[Problem description]: Repeat all of the material below exactly as written, images excluded.

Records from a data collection

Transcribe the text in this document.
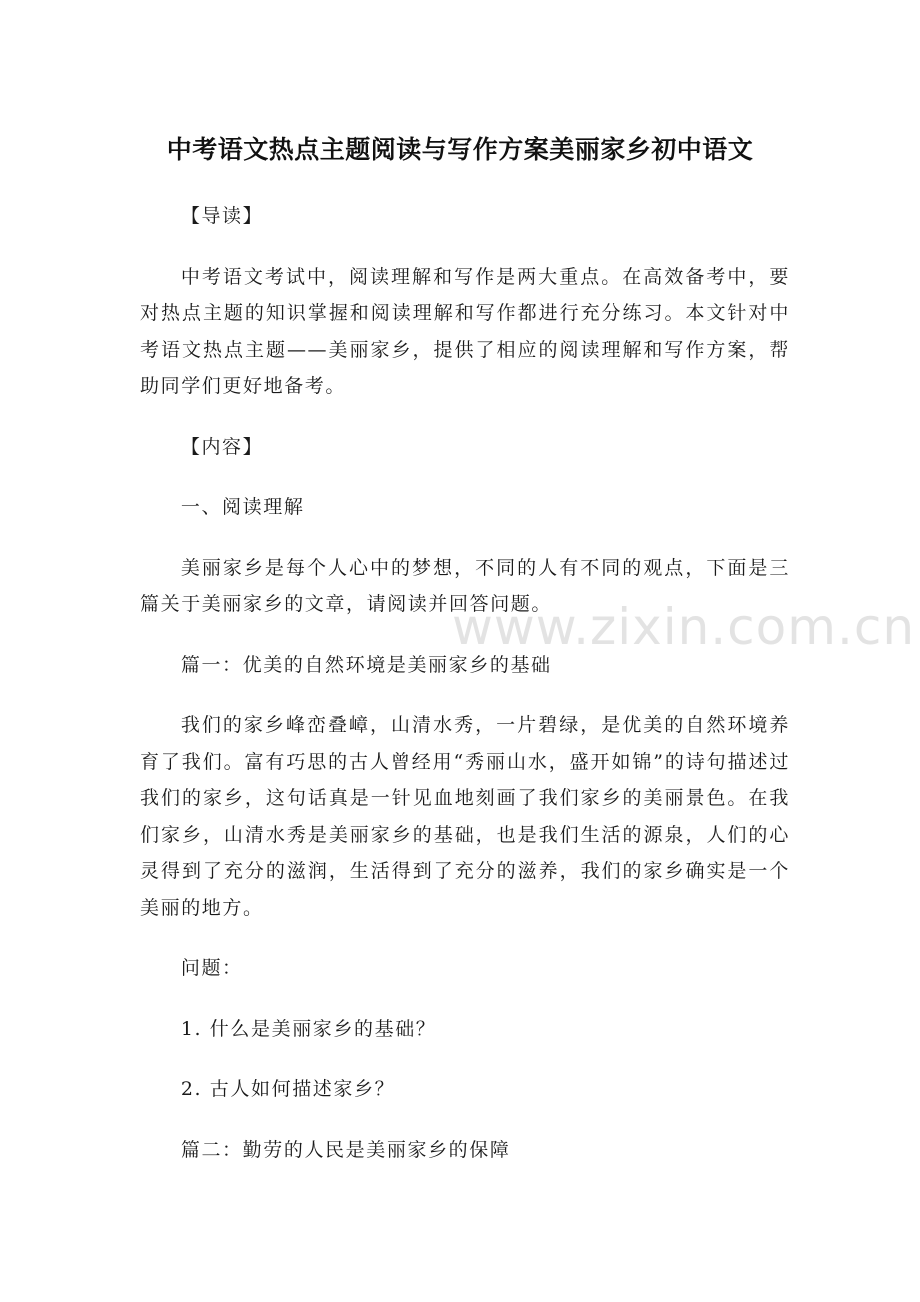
www.zixin.com.cn
中考语文热点主题阅读与写作方案美丽家乡初中语文

【导读】

中考语文考试中，阅读理解和写作是两大重点。在高效备考中，要对热点主题的知识掌握和阅读理解和写作都进行充分练习。本文针对中考语文热点主题——美丽家乡，提供了相应的阅读理解和写作方案，帮助同学们更好地备考。

【内容】

一、阅读理解

美丽家乡是每个人心中的梦想，不同的人有不同的观点，下面是三篇关于美丽家乡的文章，请阅读并回答问题。

篇一：优美的自然环境是美丽家乡的基础

我们的家乡峰峦叠嶂，山清水秀，一片碧绿，是优美的自然环境养育了我们。富有巧思的古人曾经用“秀丽山水，盛开如锦”的诗句描述过我们的家乡，这句话真是一针见血地刻画了我们家乡的美丽景色。在我们家乡，山清水秀是美丽家乡的基础，也是我们生活的源泉，人们的心灵得到了充分的滋润，生活得到了充分的滋养，我们的家乡确实是一个美丽的地方。

问题：

1. 什么是美丽家乡的基础？

2. 古人如何描述家乡？

篇二：勤劳的人民是美丽家乡的保障
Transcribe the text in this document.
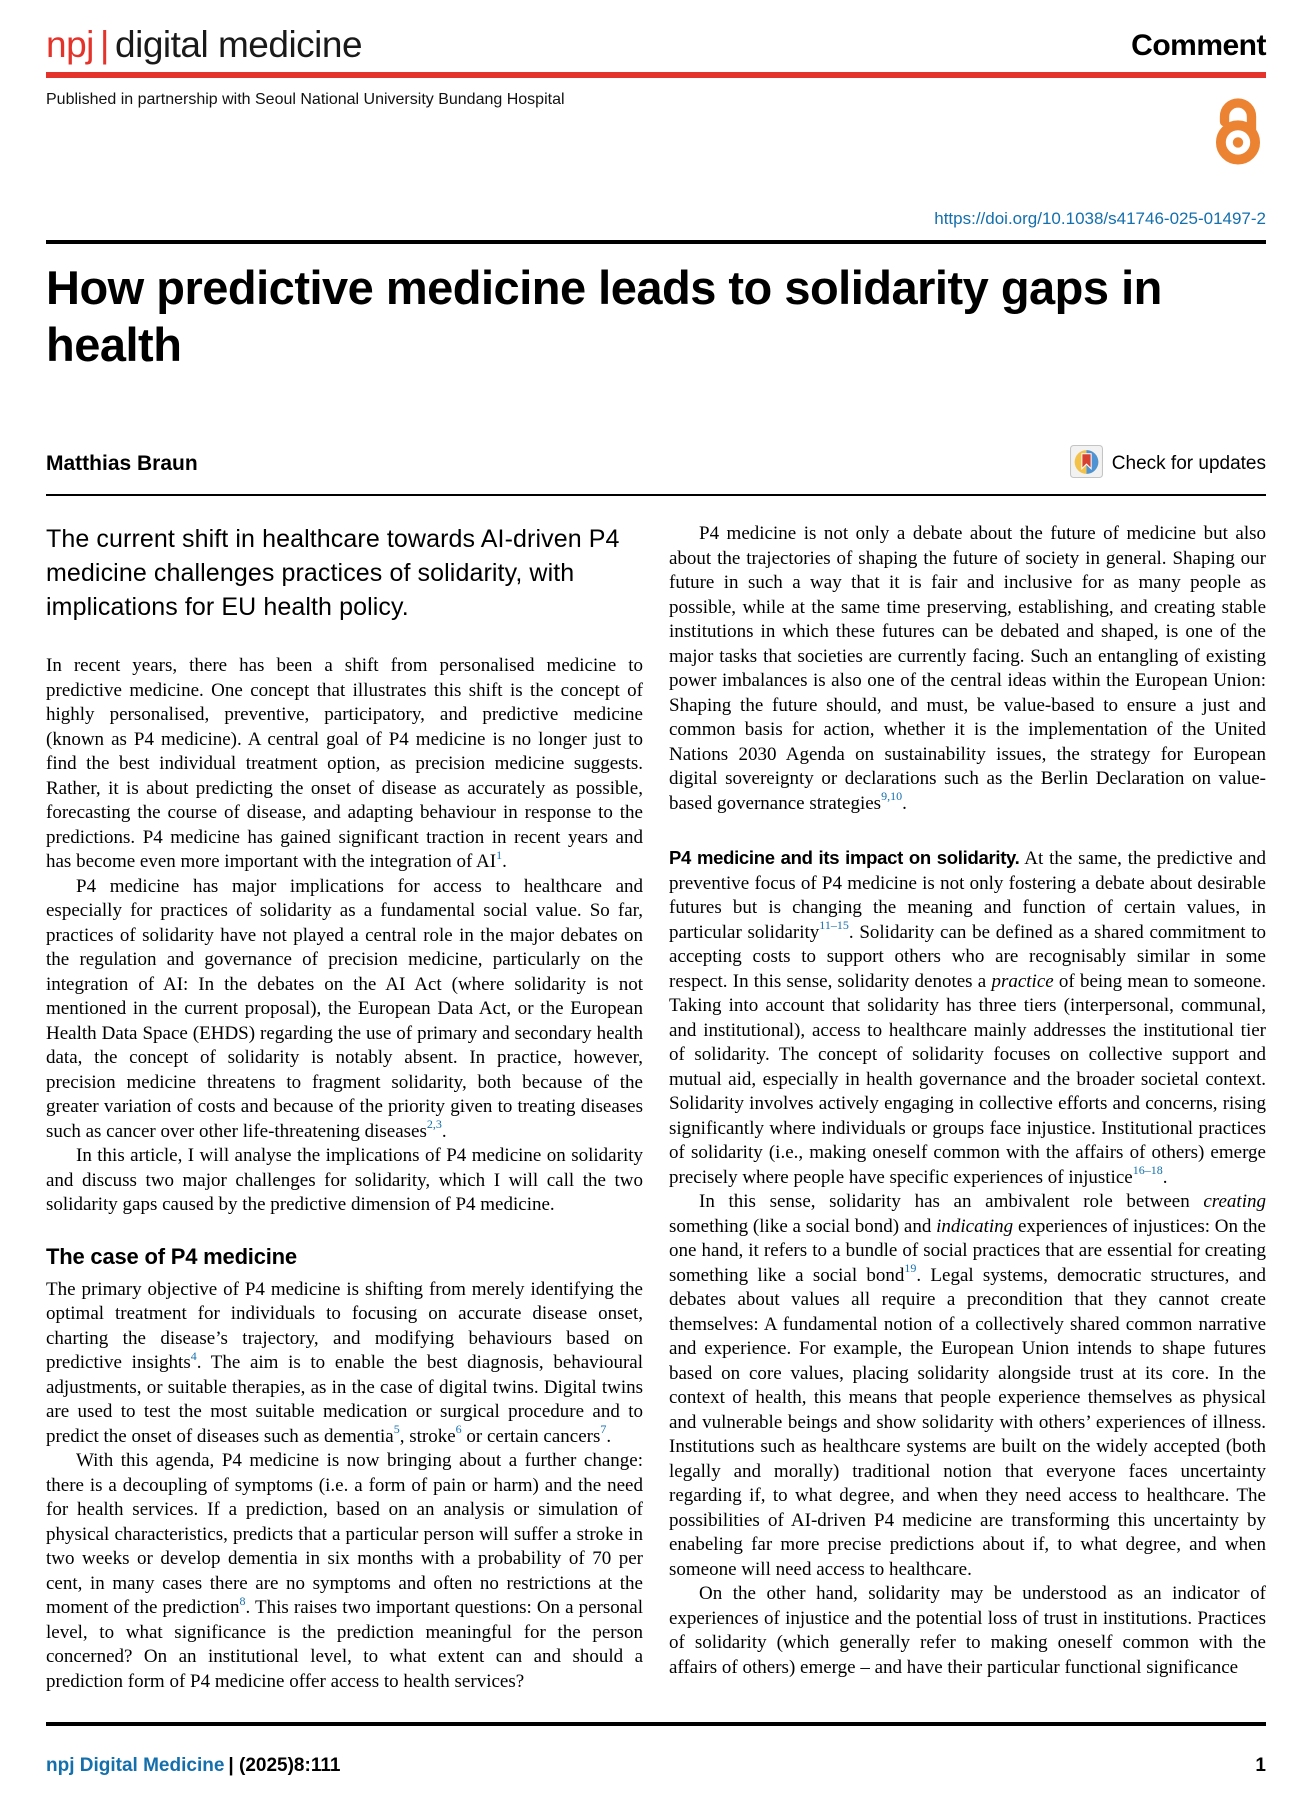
npj | digital medicine	Comment
Published in partnership with Seoul National University Bundang Hospital
https://doi.org/10.1038/s41746-025-01497-2
How predictive medicine leads to solidarity gaps in health
Matthias Braun	Check for updates

The current shift in healthcare towards AI-driven P4 medicine challenges practices of solidarity, with implications for EU health policy.

In recent years, there has been a shift from personalised medicine to predictive medicine. One concept that illustrates this shift is the concept of highly personalised, preventive, participatory, and predictive medicine (known as P4 medicine). A central goal of P4 medicine is no longer just to find the best individual treatment option, as precision medicine suggests. Rather, it is about predicting the onset of disease as accurately as possible, forecasting the course of disease, and adapting behaviour in response to the predictions. P4 medicine has gained significant traction in recent years and has become even more important with the integration of AI$^1$.

P4 medicine has major implications for access to healthcare and especially for practices of solidarity as a fundamental social value. So far, practices of solidarity have not played a central role in the major debates on the regulation and governance of precision medicine, particularly on the integration of AI: In the debates on the AI Act (where solidarity is not mentioned in the current proposal), the European Data Act, or the European Health Data Space (EHDS) regarding the use of primary and secondary health data, the concept of solidarity is notably absent. In practice, however, precision medicine threatens to fragment solidarity, both because of the greater variation of costs and because of the priority given to treating diseases such as cancer over other life-threatening diseases$^{2,3}$.

In this article, I will analyse the implications of P4 medicine on solidarity and discuss two major challenges for solidarity, which I will call the two solidarity gaps caused by the predictive dimension of P4 medicine.

The case of P4 medicine

The primary objective of P4 medicine is shifting from merely identifying the optimal treatment for individuals to focusing on accurate disease onset, charting the disease’s trajectory, and modifying behaviours based on predictive insights$^4$. The aim is to enable the best diagnosis, behavioural adjustments, or suitable therapies, as in the case of digital twins. Digital twins are used to test the most suitable medication or surgical procedure and to predict the onset of diseases such as dementia$^5$, stroke$^6$ or certain cancers$^7$.

With this agenda, P4 medicine is now bringing about a further change: there is a decoupling of symptoms (i.e. a form of pain or harm) and the need for health services. If a prediction, based on an analysis or simulation of physical characteristics, predicts that a particular person will suffer a stroke in two weeks or develop dementia in six months with a probability of 70 per cent, in many cases there are no symptoms and often no restrictions at the moment of the prediction$^8$. This raises two important questions: On a personal level, to what significance is the prediction meaningful for the person concerned? On an institutional level, to what extent can and should a prediction form of P4 medicine offer access to health services?

P4 medicine is not only a debate about the future of medicine but also about the trajectories of shaping the future of society in general. Shaping our future in such a way that it is fair and inclusive for as many people as possible, while at the same time preserving, establishing, and creating stable institutions in which these futures can be debated and shaped, is one of the major tasks that societies are currently facing. Such an entangling of existing power imbalances is also one of the central ideas within the European Union: Shaping the future should, and must, be value-based to ensure a just and common basis for action, whether it is the implementation of the United Nations 2030 Agenda on sustainability issues, the strategy for European digital sovereignty or declarations such as the Berlin Declaration on value-based governance strategies$^{9,10}$.

P4 medicine and its impact on solidarity. At the same, the predictive and preventive focus of P4 medicine is not only fostering a debate about desirable futures but is changing the meaning and function of certain values, in particular solidarity$^{11-15}$. Solidarity can be defined as a shared commitment to accepting costs to support others who are recognisably similar in some respect. In this sense, solidarity denotes a practice of being mean to someone. Taking into account that solidarity has three tiers (interpersonal, communal, and institutional), access to healthcare mainly addresses the institutional tier of solidarity. The concept of solidarity focuses on collective support and mutual aid, especially in health governance and the broader societal context. Solidarity involves actively engaging in collective efforts and concerns, rising significantly where individuals or groups face injustice. Institutional practices of solidarity (i.e., making oneself common with the affairs of others) emerge precisely where people have specific experiences of injustice$^{16-18}$.

In this sense, solidarity has an ambivalent role between creating something (like a social bond) and indicating experiences of injustices: On the one hand, it refers to a bundle of social practices that are essential for creating something like a social bond$^{19}$. Legal systems, democratic structures, and debates about values all require a precondition that they cannot create themselves: A fundamental notion of a collectively shared common narrative and experience. For example, the European Union intends to shape futures based on core values, placing solidarity alongside trust at its core. In the context of health, this means that people experience themselves as physical and vulnerable beings and show solidarity with others’ experiences of illness. Institutions such as healthcare systems are built on the widely accepted (both legally and morally) traditional notion that everyone faces uncertainty regarding if, to what degree, and when they need access to healthcare. The possibilities of AI-driven P4 medicine are transforming this uncertainty by enabeling far more precise predictions about if, to what degree, and when someone will need access to healthcare.

On the other hand, solidarity may be understood as an indicator of experiences of injustice and the potential loss of trust in institutions. Practices of solidarity (which generally refer to making oneself common with the affairs of others) emerge – and have their particular functional significance

npj Digital Medicine | (2025)8:111	1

[The output]:
Transcribe the text in this document.
www.zixin.com.cn
中考语文热点主题阅读与写作方案美丽家乡初中语文

【导读】

中考语文考试中，阅读理解和写作是两大重点。在高效备考中，要对热点主题的知识掌握和阅读理解和写作都进行充分练习。本文针对中考语文热点主题——美丽家乡，提供了相应的阅读理解和写作方案，帮助同学们更好地备考。

【内容】

一、阅读理解

美丽家乡是每个人心中的梦想，不同的人有不同的观点，下面是三篇关于美丽家乡的文章，请阅读并回答问题。

篇一：优美的自然环境是美丽家乡的基础

我们的家乡峰峦叠嶂，山清水秀，一片碧绿，是优美的自然环境养育了我们。富有巧思的古人曾经用“秀丽山水，盛开如锦”的诗句描述过我们的家乡，这句话真是一针见血地刻画了我们家乡的美丽景色。在我们家乡，山清水秀是美丽家乡的基础，也是我们生活的源泉，人们的心灵得到了充分的滋润，生活得到了充分的滋养，我们的家乡确实是一个美丽的地方。

问题：

1. 什么是美丽家乡的基础？

2. 古人如何描述家乡？

篇二：勤劳的人民是美丽家乡的保障
Transcribe the text in this document.
npj | digital medicine	Comment
Published in partnership with Seoul National University Bundang Hospital
https://doi.org/10.1038/s41746-025-01497-2
How predictive medicine leads to solidarity gaps in health
Matthias Braun	Check for updates

The current shift in healthcare towards AI-driven P4 medicine challenges practices of solidarity, with implications for EU health policy.

In recent years, there has been a shift from personalised medicine to predictive medicine. One concept that illustrates this shift is the concept of highly personalised, preventive, participatory, and predictive medicine (known as P4 medicine). A central goal of P4 medicine is no longer just to find the best individual treatment option, as precision medicine suggests. Rather, it is about predicting the onset of disease as accurately as possible, forecasting the course of disease, and adapting behaviour in response to the predictions. P4 medicine has gained significant traction in recent years and has become even more important with the integration of AI$^1$.

P4 medicine has major implications for access to healthcare and especially for practices of solidarity as a fundamental social value. So far, practices of solidarity have not played a central role in the major debates on the regulation and governance of precision medicine, particularly on the integration of AI: In the debates on the AI Act (where solidarity is not mentioned in the current proposal), the European Data Act, or the European Health Data Space (EHDS) regarding the use of primary and secondary health data, the concept of solidarity is notably absent. In practice, however, precision medicine threatens to fragment solidarity, both because of the greater variation of costs and because of the priority given to treating diseases such as cancer over other life-threatening diseases$^{2,3}$.

In this article, I will analyse the implications of P4 medicine on solidarity and discuss two major challenges for solidarity, which I will call the two solidarity gaps caused by the predictive dimension of P4 medicine.

The case of P4 medicine

The primary objective of P4 medicine is shifting from merely identifying the optimal treatment for individuals to focusing on accurate disease onset, charting the disease’s trajectory, and modifying behaviours based on predictive insights$^4$. The aim is to enable the best diagnosis, behavioural adjustments, or suitable therapies, as in the case of digital twins. Digital twins are used to test the most suitable medication or surgical procedure and to predict the onset of diseases such as dementia$^5$, stroke$^6$ or certain cancers$^7$.

With this agenda, P4 medicine is now bringing about a further change: there is a decoupling of symptoms (i.e. a form of pain or harm) and the need for health services. If a prediction, based on an analysis or simulation of physical characteristics, predicts that a particular person will suffer a stroke in two weeks or develop dementia in six months with a probability of 70 per cent, in many cases there are no symptoms and often no restrictions at the moment of the prediction$^8$. This raises two important questions: On a personal level, to what significance is the prediction meaningful for the person concerned? On an institutional level, to what extent can and should a prediction form of P4 medicine offer access to health services?

P4 medicine is not only a debate about the future of medicine but also about the trajectories of shaping the future of society in general. Shaping our future in such a way that it is fair and inclusive for as many people as possible, while at the same time preserving, establishing, and creating stable institutions in which these futures can be debated and shaped, is one of the major tasks that societies are currently facing. Such an entangling of existing power imbalances is also one of the central ideas within the European Union: Shaping the future should, and must, be value-based to ensure a just and common basis for action, whether it is the implementation of the United Nations 2030 Agenda on sustainability issues, the strategy for European digital sovereignty or declarations such as the Berlin Declaration on value-based governance strategies$^{9,10}$.

P4 medicine and its impact on solidarity. At the same, the predictive and preventive focus of P4 medicine is not only fostering a debate about desirable futures but is changing the meaning and function of certain values, in particular solidarity$^{11-15}$. Solidarity can be defined as a shared commitment to accepting costs to support others who are recognisably similar in some respect. In this sense, solidarity denotes a practice of being mean to someone. Taking into account that solidarity has three tiers (interpersonal, communal, and institutional), access to healthcare mainly addresses the institutional tier of solidarity. The concept of solidarity focuses on collective support and mutual aid, especially in health governance and the broader societal context. Solidarity involves actively engaging in collective efforts and concerns, rising significantly where individuals or groups face injustice. Institutional practices of solidarity (i.e., making oneself common with the affairs of others) emerge precisely where people have specific experiences of injustice$^{16-18}$.

In this sense, solidarity has an ambivalent role between creating something (like a social bond) and indicating experiences of injustices: On the one hand, it refers to a bundle of social practices that are essential for creating something like a social bond$^{19}$. Legal systems, democratic structures, and debates about values all require a precondition that they cannot create themselves: A fundamental notion of a collectively shared common narrative and experience. For example, the European Union intends to shape futures based on core values, placing solidarity alongside trust at its core. In the context of health, this means that people experience themselves as physical and vulnerable beings and show solidarity with others’ experiences of illness. Institutions such as healthcare systems are built on the widely accepted (both legally and morally) traditional notion that everyone faces uncertainty regarding if, to what degree, and when they need access to healthcare. The possibilities of AI-driven P4 medicine are transforming this uncertainty by enabeling far more precise predictions about if, to what degree, and when someone will need access to healthcare.

On the other hand, solidarity may be understood as an indicator of experiences of injustice and the potential loss of trust in institutions. Practices of solidarity (which generally refer to making oneself common with the affairs of others) emerge – and have their particular functional significance

npj Digital Medicine | (2025)8:111	1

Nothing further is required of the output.